__JOB__. Look through the data below. Collect every line where the word "przejściu" occurs.

-- start EXCERPTED RECORDS --

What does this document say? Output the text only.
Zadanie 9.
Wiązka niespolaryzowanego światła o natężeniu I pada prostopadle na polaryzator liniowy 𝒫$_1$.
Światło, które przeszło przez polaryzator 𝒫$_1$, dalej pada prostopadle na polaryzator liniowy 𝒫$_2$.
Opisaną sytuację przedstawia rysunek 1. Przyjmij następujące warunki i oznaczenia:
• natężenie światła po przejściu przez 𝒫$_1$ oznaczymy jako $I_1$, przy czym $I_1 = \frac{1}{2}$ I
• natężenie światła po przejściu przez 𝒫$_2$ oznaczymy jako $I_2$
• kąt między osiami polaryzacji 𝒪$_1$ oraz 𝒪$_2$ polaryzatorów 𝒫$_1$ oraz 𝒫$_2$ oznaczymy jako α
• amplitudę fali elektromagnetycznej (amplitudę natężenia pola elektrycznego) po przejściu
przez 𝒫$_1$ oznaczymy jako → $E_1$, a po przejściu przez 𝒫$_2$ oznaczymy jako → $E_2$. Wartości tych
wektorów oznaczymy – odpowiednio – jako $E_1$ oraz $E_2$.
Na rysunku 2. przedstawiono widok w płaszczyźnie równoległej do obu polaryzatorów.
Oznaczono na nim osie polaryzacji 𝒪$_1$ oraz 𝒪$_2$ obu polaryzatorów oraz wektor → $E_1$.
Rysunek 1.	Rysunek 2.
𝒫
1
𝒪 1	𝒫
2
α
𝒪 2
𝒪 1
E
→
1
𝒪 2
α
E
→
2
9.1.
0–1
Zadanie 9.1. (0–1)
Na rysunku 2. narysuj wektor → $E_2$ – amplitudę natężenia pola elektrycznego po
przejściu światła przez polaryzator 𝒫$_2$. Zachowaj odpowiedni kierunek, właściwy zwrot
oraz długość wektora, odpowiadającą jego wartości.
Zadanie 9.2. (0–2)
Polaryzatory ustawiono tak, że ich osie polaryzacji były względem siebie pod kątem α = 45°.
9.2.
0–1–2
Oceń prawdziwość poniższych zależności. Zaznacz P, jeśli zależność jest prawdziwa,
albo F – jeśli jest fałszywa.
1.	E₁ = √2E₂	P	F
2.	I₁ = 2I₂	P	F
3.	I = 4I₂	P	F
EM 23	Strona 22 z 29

-- end EXCERPTED RECORDS --

__EXERCISE ANSWER__.
• natężenie światła po przejściu przez 𝒫$_1$ oznaczymy jako $I_1$, przy czym $I_1 = \frac{1}{2}$ I
• natężenie światła po przejściu przez 𝒫$_2$ oznaczymy jako $I_2$
• amplitudę fali elektromagnetycznej (amplitudę natężenia pola elektrycznego) po przejściu
przez 𝒫$_1$ oznaczymy jako → $E_1$, a po przejściu przez 𝒫$_2$ oznaczymy jako → $E_2$. Wartości tych
przejściu światła przez polaryzator 𝒫$_2$. Zachowaj odpowiedni kierunek, właściwy zwrot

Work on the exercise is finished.